(begin)

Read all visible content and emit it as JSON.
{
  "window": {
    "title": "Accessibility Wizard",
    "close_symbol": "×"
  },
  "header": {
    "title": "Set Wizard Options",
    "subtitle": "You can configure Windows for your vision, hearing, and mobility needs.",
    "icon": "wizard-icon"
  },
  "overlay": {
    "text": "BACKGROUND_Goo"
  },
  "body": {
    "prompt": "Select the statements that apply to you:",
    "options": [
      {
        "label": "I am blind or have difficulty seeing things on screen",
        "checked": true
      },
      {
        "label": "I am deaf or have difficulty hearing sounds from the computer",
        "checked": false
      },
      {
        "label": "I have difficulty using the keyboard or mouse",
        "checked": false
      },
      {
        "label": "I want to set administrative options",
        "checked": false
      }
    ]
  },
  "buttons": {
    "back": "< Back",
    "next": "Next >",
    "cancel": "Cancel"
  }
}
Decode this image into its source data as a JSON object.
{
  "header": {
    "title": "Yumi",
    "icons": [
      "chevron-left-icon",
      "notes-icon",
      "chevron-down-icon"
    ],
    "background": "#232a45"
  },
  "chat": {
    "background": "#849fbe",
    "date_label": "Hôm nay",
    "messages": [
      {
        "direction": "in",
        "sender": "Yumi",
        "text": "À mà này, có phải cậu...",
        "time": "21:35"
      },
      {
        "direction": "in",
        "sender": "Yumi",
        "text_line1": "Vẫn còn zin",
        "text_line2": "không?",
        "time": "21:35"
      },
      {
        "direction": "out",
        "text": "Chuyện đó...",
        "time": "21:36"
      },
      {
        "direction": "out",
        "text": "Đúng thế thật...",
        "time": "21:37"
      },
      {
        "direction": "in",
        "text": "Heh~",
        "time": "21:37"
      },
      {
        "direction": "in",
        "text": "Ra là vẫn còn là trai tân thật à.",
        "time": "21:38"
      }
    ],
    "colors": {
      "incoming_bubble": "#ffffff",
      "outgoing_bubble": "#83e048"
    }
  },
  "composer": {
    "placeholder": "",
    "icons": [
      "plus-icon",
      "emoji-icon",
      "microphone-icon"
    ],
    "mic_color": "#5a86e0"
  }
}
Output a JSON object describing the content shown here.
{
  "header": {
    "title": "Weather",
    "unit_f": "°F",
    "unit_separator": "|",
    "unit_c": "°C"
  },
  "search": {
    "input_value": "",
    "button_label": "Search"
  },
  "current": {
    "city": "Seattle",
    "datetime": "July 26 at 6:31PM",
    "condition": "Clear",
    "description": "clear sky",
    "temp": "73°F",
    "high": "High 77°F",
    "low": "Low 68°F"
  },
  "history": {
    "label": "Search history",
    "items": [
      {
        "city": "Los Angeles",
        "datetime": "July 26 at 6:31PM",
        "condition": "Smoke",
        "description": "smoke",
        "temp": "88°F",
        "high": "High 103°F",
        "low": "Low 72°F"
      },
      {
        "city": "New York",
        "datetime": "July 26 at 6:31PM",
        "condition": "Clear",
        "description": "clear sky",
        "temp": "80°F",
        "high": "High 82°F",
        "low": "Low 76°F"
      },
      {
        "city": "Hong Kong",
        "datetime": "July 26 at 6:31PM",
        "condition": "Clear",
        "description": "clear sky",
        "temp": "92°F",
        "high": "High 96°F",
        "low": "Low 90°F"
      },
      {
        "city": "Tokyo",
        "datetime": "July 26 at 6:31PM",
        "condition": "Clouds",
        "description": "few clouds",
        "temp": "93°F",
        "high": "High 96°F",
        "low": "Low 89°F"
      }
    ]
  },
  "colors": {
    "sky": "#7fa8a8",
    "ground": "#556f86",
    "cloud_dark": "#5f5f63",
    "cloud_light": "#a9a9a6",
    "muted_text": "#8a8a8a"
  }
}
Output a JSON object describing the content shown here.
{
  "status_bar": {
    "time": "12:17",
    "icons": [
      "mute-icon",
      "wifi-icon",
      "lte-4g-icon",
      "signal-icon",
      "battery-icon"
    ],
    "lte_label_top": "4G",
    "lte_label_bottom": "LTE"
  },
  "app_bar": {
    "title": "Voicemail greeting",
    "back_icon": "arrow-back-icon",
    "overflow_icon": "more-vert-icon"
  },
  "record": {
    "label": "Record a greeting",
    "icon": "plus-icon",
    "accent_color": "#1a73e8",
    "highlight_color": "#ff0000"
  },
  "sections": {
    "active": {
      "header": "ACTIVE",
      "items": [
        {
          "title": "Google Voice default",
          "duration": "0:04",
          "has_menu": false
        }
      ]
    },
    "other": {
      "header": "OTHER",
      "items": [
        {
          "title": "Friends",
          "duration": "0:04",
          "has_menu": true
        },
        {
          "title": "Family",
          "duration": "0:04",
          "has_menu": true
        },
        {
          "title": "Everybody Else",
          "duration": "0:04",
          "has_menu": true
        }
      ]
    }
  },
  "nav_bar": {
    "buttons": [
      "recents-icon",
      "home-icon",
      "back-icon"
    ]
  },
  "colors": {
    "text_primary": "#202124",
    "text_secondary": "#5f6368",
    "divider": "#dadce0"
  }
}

(end)

What this task involves
Every entry above needs to be quoted exactly.

Written reply
Read all visible content and emit it as JSON.
{
  "window": {
    "title": "Accessibility Wizard",
    "close_symbol": "×"
  },
  "header": {
    "title": "Set Wizard Options",
    "subtitle": "You can configure Windows for your vision, hearing, and mobility needs.",
    "icon": "wizard-icon"
  },
  "overlay": {
    "text": "BACKGROUND_Goo"
  },
  "body": {
    "prompt": "Select the statements that apply to you:",
    "options": [
      {
        "label": "I am blind or have difficulty seeing things on screen",
        "checked": true
      },
      {
        "label": "I am deaf or have difficulty hearing sounds from the computer",
        "checked": false
      },
      {
        "label": "I have difficulty using the keyboard or mouse",
        "checked": false
      },
      {
        "label": "I want to set administrative options",
        "checked": false
      }
    ]
  },
  "buttons": {
    "back": "< Back",
    "next": "Next >",
    "cancel": "Cancel"
  }
}
Decode this image into its source data as a JSON object.
{
  "header": {
    "title": "Yumi",
    "icons": [
      "chevron-left-icon",
      "notes-icon",
      "chevron-down-icon"
    ],
    "background": "#232a45"
  },
  "chat": {
    "background": "#849fbe",
    "date_label": "Hôm nay",
    "messages": [
      {
        "direction": "in",
        "sender": "Yumi",
        "text": "À mà này, có phải cậu...",
        "time": "21:35"
      },
      {
        "direction": "in",
        "sender": "Yumi",
        "text_line1": "Vẫn còn zin",
        "text_line2": "không?",
        "time": "21:35"
      },
      {
        "direction": "out",
        "text": "Chuyện đó...",
        "time": "21:36"
      },
      {
        "direction": "out",
        "text": "Đúng thế thật...",
        "time": "21:37"
      },
      {
        "direction": "in",
        "text": "Heh~",
        "time": "21:37"
      },
      {
        "direction": "in",
        "text": "Ra là vẫn còn là trai tân thật à.",
        "time": "21:38"
      }
    ],
    "colors": {
      "incoming_bubble": "#ffffff",
      "outgoing_bubble": "#83e048"
    }
  },
  "composer": {
    "placeholder": "",
    "icons": [
      "plus-icon",
      "emoji-icon",
      "microphone-icon"
    ],
    "mic_color": "#5a86e0"
  }
}
Output a JSON object describing the content shown here.
{
  "header": {
    "title": "Weather",
    "unit_f": "°F",
    "unit_separator": "|",
    "unit_c": "°C"
  },
  "search": {
    "input_value": "",
    "button_label": "Search"
  },
  "current": {
    "city": "Seattle",
    "datetime": "July 26 at 6:31PM",
    "condition": "Clear",
    "description": "clear sky",
    "temp": "73°F",
    "high": "High 77°F",
    "low": "Low 68°F"
  },
  "history": {
    "label": "Search history",
    "items": [
      {
        "city": "Los Angeles",
        "datetime": "July 26 at 6:31PM",
        "condition": "Smoke",
        "description": "smoke",
        "temp": "88°F",
        "high": "High 103°F",
        "low": "Low 72°F"
      },
      {
        "city": "New York",
        "datetime": "July 26 at 6:31PM",
        "condition": "Clear",
        "description": "clear sky",
        "temp": "80°F",
        "high": "High 82°F",
        "low": "Low 76°F"
      },
      {
        "city": "Hong Kong",
        "datetime": "July 26 at 6:31PM",
        "condition": "Clear",
        "description": "clear sky",
        "temp": "92°F",
        "high": "High 96°F",
        "low": "Low 90°F"
      },
      {
        "city": "Tokyo",
        "datetime": "July 26 at 6:31PM",
        "condition": "Clouds",
        "description": "few clouds",
        "temp": "93°F",
        "high": "High 96°F",
        "low": "Low 89°F"
      }
    ]
  },
  "colors": {
    "sky": "#7fa8a8",
    "ground": "#556f86",
    "cloud_dark": "#5f5f63",
    "cloud_light": "#a9a9a6",
    "muted_text": "#8a8a8a"
  }
}
Output a JSON object describing the content shown here.
{
  "status_bar": {
    "time": "12:17",
    "icons": [
      "mute-icon",
      "wifi-icon",
      "lte-4g-icon",
      "signal-icon",
      "battery-icon"
    ],
    "lte_label_top": "4G",
    "lte_label_bottom": "LTE"
  },
  "app_bar": {
    "title": "Voicemail greeting",
    "back_icon": "arrow-back-icon",
    "overflow_icon": "more-vert-icon"
  },
  "record": {
    "label": "Record a greeting",
    "icon": "plus-icon",
    "accent_color": "#1a73e8",
    "highlight_color": "#ff0000"
  },
  "sections": {
    "active": {
      "header": "ACTIVE",
      "items": [
        {
          "title": "Google Voice default",
          "duration": "0:04",
          "has_menu": false
        }
      ]
    },
    "other": {
      "header": "OTHER",
      "items": [
        {
          "title": "Friends",
          "duration": "0:04",
          "has_menu": true
        },
        {
          "title": "Family",
          "duration": "0:04",
          "has_menu": true
        },
        {
          "title": "Everybody Else",
          "duration": "0:04",
          "has_menu": true
        }
      ]
    }
  },
  "nav_bar": {
    "buttons": [
      "recents-icon",
      "home-icon",
      "back-icon"
    ]
  },
  "colors": {
    "text_primary": "#202124",
    "text_secondary": "#5f6368",
    "divider": "#dadce0"
  }
}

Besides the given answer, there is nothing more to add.